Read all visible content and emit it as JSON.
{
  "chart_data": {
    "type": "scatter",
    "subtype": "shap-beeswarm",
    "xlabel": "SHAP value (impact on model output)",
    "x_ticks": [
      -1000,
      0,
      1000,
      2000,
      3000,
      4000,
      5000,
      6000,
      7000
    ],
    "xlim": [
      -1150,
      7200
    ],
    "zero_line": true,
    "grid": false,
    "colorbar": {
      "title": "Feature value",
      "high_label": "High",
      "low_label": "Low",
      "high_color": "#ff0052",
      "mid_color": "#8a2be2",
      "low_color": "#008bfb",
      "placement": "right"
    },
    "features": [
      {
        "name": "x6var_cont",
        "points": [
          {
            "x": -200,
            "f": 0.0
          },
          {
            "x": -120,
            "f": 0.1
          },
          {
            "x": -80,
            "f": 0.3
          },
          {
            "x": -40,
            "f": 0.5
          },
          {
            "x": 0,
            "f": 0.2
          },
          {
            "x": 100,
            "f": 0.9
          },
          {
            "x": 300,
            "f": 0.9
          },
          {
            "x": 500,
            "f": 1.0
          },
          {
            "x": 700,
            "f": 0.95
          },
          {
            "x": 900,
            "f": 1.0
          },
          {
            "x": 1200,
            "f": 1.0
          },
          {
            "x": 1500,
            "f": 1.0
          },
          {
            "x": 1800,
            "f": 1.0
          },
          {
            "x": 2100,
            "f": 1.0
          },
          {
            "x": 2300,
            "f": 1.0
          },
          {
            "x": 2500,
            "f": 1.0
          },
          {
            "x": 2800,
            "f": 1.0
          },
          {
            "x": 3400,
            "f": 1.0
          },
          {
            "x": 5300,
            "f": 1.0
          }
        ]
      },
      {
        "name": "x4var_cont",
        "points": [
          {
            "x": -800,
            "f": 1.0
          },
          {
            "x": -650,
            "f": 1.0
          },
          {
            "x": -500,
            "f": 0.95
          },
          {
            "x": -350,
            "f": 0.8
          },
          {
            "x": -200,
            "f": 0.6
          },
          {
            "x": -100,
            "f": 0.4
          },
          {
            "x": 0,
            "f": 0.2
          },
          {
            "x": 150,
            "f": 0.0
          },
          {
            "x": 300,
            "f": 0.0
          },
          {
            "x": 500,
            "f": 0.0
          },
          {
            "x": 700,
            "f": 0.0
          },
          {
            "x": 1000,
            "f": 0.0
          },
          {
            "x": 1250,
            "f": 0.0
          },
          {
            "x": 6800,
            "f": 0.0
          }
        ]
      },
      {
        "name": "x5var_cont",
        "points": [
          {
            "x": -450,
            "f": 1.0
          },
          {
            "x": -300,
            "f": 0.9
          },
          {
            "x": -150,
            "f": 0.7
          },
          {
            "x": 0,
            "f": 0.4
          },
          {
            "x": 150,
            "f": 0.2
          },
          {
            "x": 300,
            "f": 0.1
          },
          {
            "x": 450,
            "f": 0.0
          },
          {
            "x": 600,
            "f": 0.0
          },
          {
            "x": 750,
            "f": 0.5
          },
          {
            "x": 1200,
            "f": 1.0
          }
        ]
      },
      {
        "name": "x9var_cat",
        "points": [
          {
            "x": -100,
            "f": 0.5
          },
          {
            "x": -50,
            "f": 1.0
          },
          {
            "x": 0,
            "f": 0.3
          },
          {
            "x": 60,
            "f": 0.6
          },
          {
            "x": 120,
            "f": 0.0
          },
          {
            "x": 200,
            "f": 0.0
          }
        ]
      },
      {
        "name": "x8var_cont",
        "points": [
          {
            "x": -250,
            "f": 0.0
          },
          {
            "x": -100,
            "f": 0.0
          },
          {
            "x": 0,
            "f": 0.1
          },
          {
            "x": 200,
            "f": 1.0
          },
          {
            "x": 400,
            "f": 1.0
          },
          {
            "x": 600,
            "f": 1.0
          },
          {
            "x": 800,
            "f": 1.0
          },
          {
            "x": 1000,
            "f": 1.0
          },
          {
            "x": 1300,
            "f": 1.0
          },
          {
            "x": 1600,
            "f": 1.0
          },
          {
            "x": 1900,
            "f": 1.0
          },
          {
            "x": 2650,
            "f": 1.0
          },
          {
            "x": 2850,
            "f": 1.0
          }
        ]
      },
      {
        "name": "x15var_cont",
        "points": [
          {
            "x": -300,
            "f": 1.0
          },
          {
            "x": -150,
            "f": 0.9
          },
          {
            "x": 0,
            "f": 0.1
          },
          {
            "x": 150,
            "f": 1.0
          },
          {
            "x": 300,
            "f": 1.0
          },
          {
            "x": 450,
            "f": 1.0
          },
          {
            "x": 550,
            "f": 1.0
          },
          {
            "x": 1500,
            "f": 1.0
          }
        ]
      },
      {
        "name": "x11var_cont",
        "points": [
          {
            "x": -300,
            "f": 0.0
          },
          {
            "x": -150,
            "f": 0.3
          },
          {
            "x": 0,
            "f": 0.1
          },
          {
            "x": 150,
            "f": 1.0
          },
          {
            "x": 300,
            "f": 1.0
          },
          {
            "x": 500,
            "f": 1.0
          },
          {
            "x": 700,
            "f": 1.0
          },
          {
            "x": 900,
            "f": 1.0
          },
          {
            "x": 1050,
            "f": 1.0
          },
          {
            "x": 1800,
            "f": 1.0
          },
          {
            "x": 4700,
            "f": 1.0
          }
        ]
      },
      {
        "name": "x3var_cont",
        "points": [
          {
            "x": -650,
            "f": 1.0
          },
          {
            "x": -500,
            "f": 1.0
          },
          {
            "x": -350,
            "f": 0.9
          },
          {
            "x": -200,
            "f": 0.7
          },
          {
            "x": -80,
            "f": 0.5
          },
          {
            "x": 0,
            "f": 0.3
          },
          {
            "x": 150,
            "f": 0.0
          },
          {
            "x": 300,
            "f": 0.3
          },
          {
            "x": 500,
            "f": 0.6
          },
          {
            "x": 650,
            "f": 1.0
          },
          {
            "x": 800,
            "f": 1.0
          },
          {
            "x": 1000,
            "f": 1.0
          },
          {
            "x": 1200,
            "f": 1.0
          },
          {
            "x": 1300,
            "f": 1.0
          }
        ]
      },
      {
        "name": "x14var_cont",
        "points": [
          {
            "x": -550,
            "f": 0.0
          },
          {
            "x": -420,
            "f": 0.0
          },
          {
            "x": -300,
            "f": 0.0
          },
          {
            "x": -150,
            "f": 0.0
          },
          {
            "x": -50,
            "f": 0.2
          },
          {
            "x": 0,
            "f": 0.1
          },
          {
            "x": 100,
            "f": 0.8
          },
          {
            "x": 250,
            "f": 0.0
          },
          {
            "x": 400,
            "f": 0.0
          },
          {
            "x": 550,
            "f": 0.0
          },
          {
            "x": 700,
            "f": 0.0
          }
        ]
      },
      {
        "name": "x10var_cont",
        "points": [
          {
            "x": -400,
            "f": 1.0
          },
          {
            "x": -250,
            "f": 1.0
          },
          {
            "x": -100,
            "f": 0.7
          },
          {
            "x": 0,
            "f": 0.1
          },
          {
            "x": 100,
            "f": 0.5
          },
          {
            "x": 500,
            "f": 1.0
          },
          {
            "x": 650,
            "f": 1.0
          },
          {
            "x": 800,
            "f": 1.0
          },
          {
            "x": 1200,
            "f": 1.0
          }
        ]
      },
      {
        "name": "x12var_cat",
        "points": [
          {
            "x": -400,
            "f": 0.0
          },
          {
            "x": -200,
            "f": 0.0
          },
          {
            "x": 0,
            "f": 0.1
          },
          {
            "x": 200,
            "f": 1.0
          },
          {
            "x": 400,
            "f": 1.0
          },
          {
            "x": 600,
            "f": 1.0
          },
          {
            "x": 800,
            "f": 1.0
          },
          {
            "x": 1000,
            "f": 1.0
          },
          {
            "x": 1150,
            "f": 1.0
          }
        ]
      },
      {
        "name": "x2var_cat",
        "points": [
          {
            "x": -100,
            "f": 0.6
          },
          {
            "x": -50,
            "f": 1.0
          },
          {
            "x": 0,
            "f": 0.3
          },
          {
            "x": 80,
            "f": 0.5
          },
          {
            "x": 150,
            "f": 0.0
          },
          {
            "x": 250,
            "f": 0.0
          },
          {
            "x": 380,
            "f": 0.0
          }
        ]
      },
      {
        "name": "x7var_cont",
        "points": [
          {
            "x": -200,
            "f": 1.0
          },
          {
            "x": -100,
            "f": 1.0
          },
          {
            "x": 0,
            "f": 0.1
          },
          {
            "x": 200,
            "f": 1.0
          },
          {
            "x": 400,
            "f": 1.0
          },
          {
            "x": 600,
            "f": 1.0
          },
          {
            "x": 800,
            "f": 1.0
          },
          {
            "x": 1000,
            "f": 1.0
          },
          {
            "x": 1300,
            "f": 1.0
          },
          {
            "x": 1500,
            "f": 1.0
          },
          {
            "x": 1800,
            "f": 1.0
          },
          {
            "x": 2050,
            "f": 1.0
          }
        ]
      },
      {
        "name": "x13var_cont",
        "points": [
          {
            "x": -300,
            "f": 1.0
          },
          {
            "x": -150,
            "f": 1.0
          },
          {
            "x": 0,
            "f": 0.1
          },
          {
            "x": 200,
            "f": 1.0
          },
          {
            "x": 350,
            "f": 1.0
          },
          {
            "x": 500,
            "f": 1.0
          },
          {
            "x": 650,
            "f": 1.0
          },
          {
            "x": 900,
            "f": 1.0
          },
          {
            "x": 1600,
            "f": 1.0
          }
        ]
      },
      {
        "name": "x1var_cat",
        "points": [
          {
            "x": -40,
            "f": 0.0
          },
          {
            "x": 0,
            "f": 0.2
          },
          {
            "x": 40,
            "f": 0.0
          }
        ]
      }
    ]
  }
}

■ Instructions for the task
List the lines of the entries that include "value".

■ Solution to this problem
    "xlabel": "SHAP value (impact on model output)",
      "title": "Feature value",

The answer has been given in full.